* _Given task A_: In the baseball recollection text, swap "memories" for "recollections" and give everything from "We’d tell them" down to "remember it now.".

start Text segment

Betsy & I witnessed all these as we arrived at our scheduled sitting for the St. Catherine’s Parish Directory pictures. As we got out of the car, we heard the distant murmur of the parents and kids cheering on their favorite ballplayers.

Suddenly, the unmistakable sharp clang of aluminum against ball rang out. As it echoed throughout the lowlands of the 100-year flood plain girding Irondequoit Creek, an excited cheerful roar quickly rose.

As we walked towards Legacy Hall (nee, “The Connecting Wing), a rush of memories swiftly appeared in my thoughts. How many times had Betsy and I been on those very same fields rooting on our children? And what did we tell them every time their team came up short on runs (even when the score didn’t matter)?

We’d tell them (even when the score did matter), “You have your whole life ahead of you and, in the grand scheme of things, what happened today won’t matter.”

And it didn’t.

But it does.

As those long ago memories filled my head, they took me back to a more relaxing time. At least how I remember it now.

Those dewy mornings, sunny afternoons, and early evenings filled with threatening skies bring a smile to my face. Despite serving as coach, the outcome of the games never bothered me, including the year our team won it all. No, it was all about the fun, the companionship, and building an inventory of happy experiences that could be called up anytime we needed a smile.

Indeed, fun was one of the handful of rules we lived by that winning season, (see “5 Tactics of a Winning Little League Coach,” Mendon-Honeoye Falls-Lima Sentinel, April 26, 2018). Winning happens when you’re busy having fun. You’re laughing too hard to worry, and worry is the quickest route to mistakes and disappointment.

Now, here’s the really funny thing. Back then, I was so focused on making sure the kids didn’t get upset when they lost (we lost half our games that season), that I convinced myself none of it mattered. And with each passing year, it mattered less and less. Life presented more important memories, and baseball faded away like an old picture.

end Text segment
start The input

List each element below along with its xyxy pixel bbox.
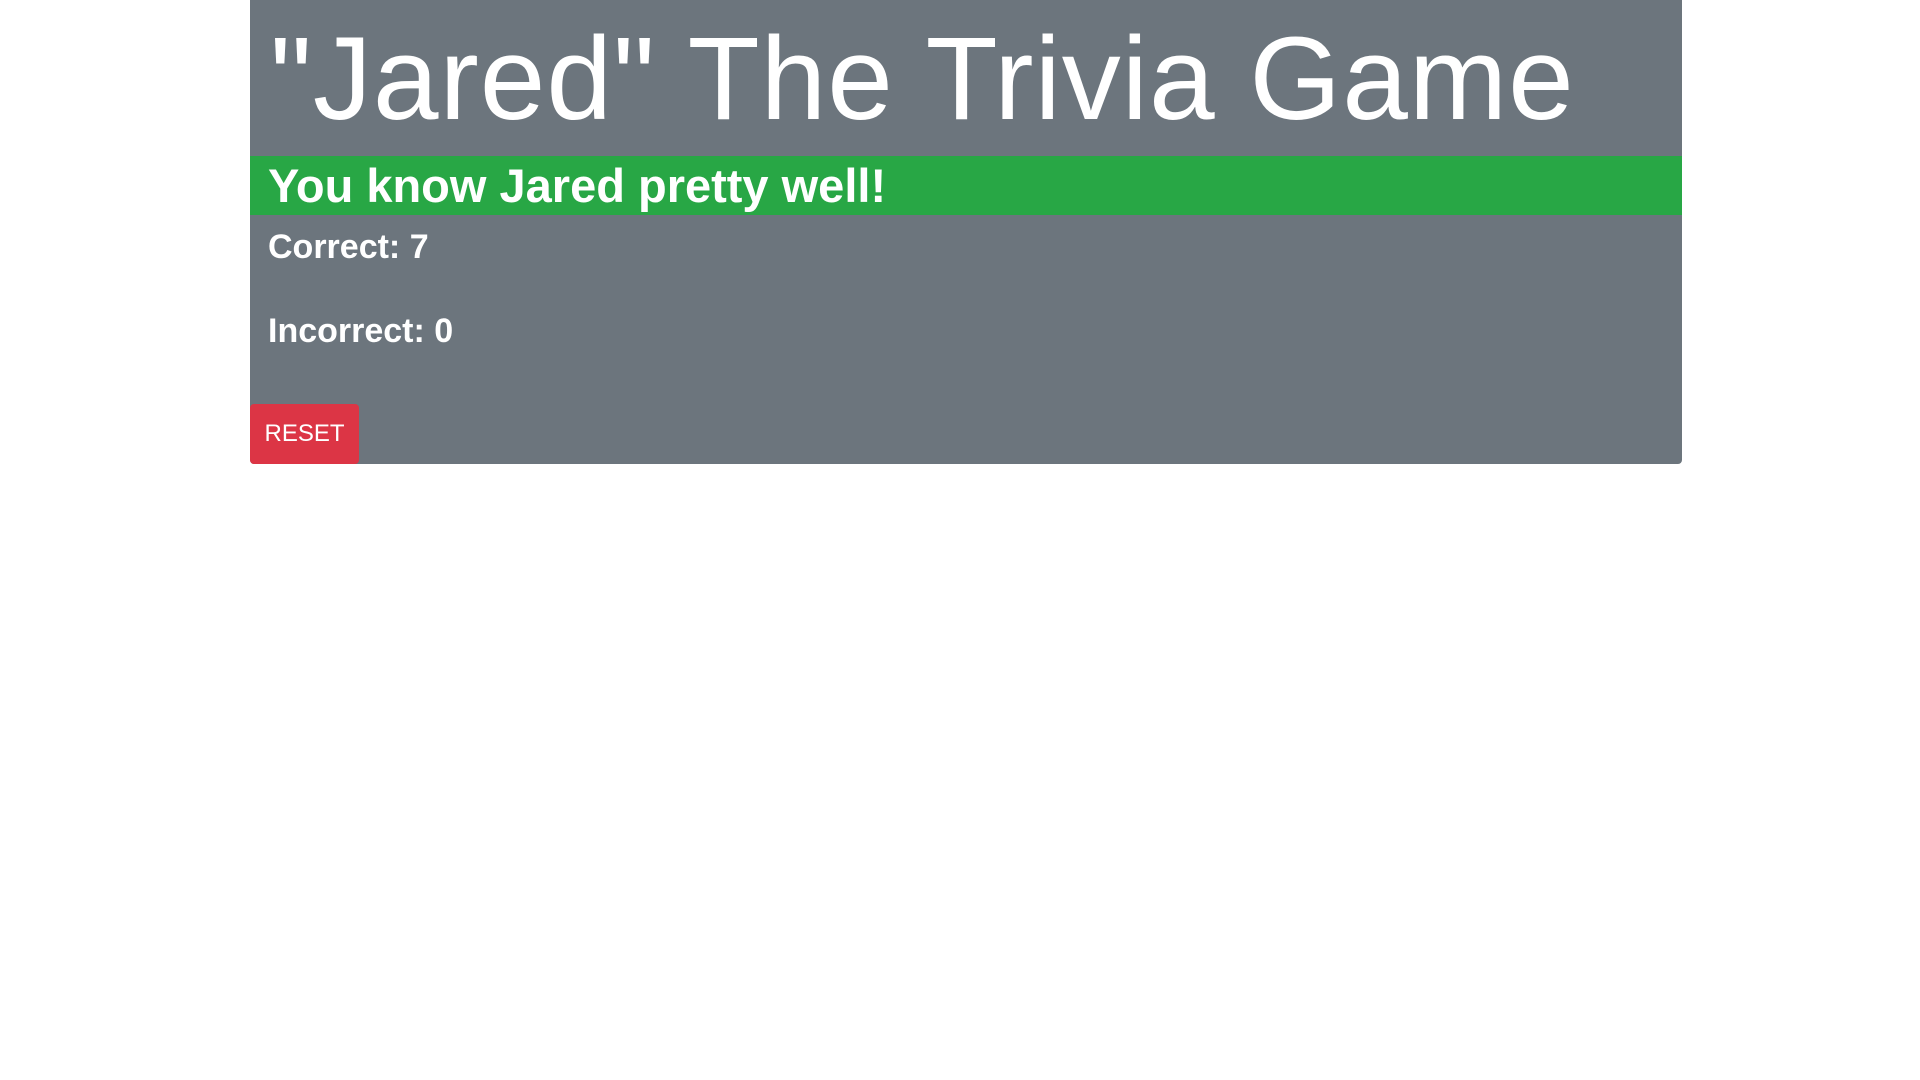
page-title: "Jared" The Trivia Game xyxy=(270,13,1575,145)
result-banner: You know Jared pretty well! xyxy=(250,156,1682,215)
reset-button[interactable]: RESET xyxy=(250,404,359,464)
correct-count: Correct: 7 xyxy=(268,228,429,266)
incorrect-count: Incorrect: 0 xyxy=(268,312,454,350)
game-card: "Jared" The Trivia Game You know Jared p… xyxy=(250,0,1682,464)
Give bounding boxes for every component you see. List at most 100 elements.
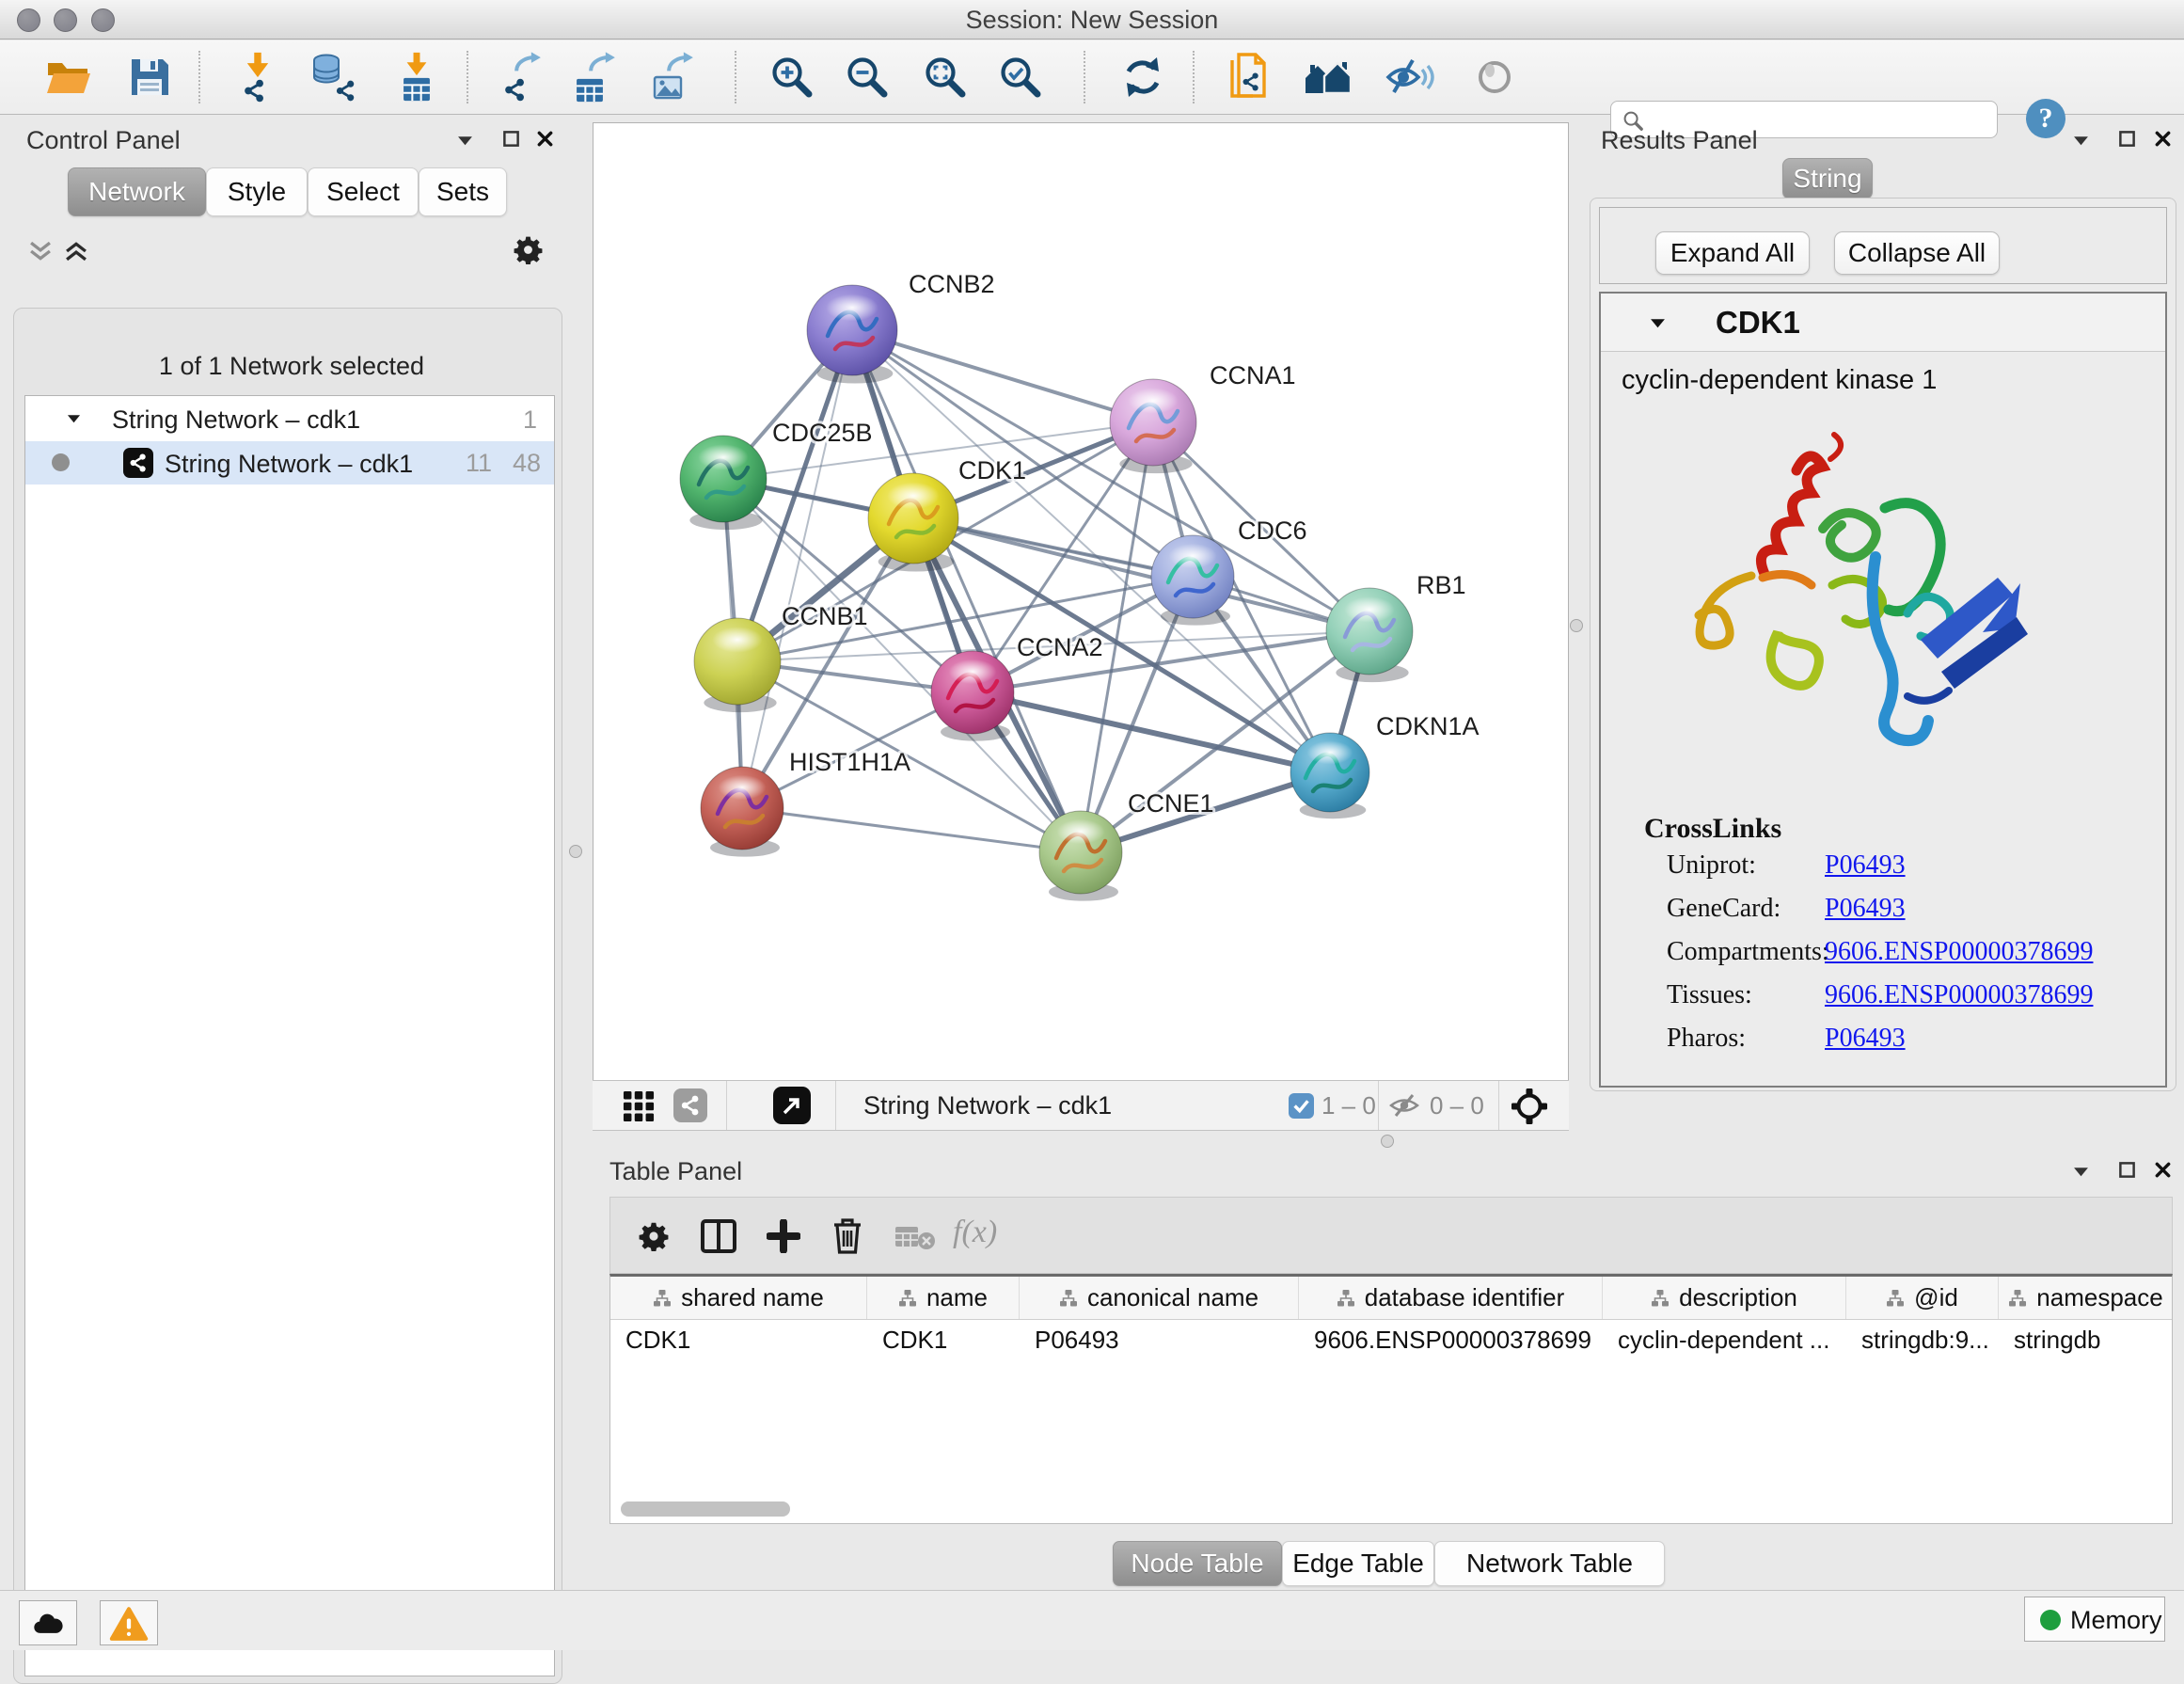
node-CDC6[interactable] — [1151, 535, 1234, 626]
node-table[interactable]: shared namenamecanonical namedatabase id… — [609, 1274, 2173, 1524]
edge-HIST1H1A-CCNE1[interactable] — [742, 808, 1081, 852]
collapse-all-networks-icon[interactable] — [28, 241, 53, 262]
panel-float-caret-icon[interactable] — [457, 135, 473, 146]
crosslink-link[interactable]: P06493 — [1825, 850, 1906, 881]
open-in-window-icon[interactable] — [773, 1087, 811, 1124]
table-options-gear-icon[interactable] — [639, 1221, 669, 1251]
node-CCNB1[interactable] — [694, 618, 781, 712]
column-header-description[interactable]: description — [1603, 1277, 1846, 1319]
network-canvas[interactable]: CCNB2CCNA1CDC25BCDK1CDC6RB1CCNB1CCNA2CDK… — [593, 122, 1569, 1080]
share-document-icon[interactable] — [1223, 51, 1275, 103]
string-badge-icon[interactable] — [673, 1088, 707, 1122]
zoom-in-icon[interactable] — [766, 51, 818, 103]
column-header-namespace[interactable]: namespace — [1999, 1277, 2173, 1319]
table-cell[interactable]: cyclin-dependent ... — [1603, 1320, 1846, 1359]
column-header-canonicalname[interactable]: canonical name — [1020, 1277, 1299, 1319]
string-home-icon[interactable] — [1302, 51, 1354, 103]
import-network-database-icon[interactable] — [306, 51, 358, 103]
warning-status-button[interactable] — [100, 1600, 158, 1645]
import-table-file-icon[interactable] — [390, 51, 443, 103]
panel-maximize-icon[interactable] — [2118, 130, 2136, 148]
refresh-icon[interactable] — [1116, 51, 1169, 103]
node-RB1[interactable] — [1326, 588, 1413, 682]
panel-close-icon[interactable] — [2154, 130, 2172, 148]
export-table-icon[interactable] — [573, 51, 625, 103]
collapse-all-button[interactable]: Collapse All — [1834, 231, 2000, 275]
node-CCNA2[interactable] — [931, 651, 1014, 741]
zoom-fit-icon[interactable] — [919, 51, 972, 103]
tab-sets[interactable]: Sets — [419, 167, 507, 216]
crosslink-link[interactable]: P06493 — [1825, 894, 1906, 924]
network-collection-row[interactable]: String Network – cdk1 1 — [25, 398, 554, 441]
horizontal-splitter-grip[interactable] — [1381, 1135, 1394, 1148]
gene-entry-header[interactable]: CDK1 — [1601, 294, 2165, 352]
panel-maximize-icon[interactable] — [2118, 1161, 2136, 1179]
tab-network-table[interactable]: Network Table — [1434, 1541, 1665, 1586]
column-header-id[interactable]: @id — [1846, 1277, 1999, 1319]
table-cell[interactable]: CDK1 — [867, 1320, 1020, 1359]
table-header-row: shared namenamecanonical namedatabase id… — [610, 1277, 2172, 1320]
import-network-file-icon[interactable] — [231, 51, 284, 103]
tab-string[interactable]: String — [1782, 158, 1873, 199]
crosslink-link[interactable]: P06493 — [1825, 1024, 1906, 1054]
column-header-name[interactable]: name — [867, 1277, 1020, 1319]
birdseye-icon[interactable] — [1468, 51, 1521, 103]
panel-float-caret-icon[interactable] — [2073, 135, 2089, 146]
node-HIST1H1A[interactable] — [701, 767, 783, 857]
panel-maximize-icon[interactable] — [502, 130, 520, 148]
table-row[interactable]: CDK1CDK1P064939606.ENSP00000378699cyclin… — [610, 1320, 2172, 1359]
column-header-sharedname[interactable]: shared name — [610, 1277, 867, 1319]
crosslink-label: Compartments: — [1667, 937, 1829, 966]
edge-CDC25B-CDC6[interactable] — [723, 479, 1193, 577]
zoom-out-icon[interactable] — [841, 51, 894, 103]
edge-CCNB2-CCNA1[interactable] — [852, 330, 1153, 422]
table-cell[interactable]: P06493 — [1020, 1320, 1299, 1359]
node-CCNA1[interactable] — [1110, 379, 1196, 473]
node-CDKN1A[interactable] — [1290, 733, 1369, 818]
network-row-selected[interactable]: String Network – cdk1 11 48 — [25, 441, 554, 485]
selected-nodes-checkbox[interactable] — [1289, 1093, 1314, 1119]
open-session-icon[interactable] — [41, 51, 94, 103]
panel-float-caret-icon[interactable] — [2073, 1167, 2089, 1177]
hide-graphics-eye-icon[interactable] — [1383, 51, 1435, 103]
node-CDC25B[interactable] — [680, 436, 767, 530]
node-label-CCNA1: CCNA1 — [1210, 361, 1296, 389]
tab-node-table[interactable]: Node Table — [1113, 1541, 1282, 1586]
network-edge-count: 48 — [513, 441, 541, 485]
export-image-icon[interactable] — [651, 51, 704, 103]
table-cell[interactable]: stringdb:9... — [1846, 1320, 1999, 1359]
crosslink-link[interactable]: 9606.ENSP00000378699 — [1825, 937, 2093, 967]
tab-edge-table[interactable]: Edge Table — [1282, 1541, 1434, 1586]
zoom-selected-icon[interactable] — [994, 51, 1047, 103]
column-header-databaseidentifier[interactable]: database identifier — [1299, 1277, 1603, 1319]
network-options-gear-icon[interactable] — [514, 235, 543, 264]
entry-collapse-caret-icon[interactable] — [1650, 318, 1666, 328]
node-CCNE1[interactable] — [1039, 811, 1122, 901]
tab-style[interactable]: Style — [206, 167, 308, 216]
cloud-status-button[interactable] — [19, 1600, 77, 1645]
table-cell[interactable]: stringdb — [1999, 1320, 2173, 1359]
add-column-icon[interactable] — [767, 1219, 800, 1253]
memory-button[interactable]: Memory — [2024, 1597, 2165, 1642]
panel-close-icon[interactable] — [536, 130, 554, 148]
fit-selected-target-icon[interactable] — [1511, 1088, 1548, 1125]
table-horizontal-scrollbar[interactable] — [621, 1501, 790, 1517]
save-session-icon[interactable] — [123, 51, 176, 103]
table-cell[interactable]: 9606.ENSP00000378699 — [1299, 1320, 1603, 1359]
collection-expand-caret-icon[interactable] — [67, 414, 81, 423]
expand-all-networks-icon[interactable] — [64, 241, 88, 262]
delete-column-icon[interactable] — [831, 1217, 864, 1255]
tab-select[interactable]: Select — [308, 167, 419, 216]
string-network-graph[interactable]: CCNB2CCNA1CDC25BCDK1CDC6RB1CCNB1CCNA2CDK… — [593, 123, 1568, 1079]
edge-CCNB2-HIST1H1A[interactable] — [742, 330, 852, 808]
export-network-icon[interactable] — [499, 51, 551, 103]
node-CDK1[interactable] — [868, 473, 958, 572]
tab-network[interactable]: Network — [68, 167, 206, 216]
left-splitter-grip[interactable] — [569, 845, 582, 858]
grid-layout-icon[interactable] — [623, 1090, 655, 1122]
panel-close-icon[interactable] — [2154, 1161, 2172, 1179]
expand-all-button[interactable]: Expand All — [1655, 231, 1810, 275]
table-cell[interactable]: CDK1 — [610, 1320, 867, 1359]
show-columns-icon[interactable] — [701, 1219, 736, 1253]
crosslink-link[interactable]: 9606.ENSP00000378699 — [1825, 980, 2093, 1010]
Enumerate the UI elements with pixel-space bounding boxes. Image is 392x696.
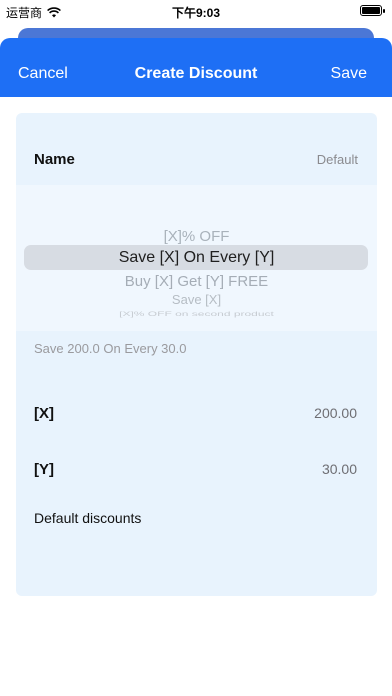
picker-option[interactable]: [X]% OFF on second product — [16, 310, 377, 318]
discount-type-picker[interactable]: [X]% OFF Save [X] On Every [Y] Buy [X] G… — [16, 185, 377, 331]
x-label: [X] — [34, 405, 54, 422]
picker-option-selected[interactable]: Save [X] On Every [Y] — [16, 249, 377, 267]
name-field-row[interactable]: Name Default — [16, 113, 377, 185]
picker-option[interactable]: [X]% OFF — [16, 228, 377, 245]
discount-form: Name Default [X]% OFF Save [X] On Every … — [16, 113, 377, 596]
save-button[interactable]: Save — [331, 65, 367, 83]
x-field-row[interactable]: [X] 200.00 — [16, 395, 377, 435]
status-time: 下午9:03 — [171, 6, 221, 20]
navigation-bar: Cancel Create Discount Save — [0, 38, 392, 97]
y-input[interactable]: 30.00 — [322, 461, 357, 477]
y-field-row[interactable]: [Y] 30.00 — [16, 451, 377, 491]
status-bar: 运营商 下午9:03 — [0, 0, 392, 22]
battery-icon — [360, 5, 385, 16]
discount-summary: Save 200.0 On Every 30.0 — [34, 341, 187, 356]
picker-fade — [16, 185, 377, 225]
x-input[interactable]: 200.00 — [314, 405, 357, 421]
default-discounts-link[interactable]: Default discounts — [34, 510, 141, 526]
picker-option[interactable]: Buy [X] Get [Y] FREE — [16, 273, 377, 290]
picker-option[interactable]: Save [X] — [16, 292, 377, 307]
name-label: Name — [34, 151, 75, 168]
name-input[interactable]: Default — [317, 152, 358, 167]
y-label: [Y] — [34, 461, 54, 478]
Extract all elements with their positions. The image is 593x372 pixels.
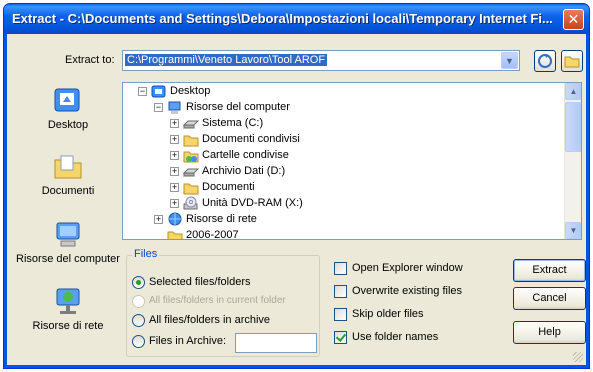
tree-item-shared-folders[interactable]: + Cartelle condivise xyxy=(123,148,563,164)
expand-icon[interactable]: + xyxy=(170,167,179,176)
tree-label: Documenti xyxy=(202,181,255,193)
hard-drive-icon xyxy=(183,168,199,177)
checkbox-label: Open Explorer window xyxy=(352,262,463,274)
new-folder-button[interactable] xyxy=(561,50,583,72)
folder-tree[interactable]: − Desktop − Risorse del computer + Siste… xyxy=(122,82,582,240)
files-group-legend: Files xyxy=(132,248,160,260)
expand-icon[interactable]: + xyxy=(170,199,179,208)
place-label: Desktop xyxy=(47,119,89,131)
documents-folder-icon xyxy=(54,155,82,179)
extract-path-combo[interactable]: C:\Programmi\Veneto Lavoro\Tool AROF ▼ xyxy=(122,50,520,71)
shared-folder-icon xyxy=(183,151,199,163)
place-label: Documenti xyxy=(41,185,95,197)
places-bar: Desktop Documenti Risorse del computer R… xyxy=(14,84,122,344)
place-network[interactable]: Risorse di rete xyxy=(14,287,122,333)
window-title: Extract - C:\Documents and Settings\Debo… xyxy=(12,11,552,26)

end The input

* _Given task B_: From the entries, put everything from the line containing "Trivia Game xyxy=(270,13,1575,145)" down to the line containing "correct-count: Correct: 7" into a Markdown table with columns Row and Line. Number each row, omit blank lines, and include no other lines.

* _Full output A_:
We’d tell them (even when the score did matter), “You have your whole life ahead of you and, in the grand scheme of things, what happened today won’t matter.”

And it didn’t.

But it does.

As those long ago recollections filled my head, they took me back to a more relaxing time. At least how I remember it now.

* _Full output B_:
| Row | Line |
|---|---|
| 1 | page-title: "Jared" The Trivia Game xyxy=(270,13,1575,145) |
| 2 | result-banner: You know Jared pretty well! xyxy=(250,156,1682,215) |
| 3 | reset-button[interactable]: RESET xyxy=(250,404,359,464) |
| 4 | correct-count: Correct: 7 xyxy=(268,228,429,266) |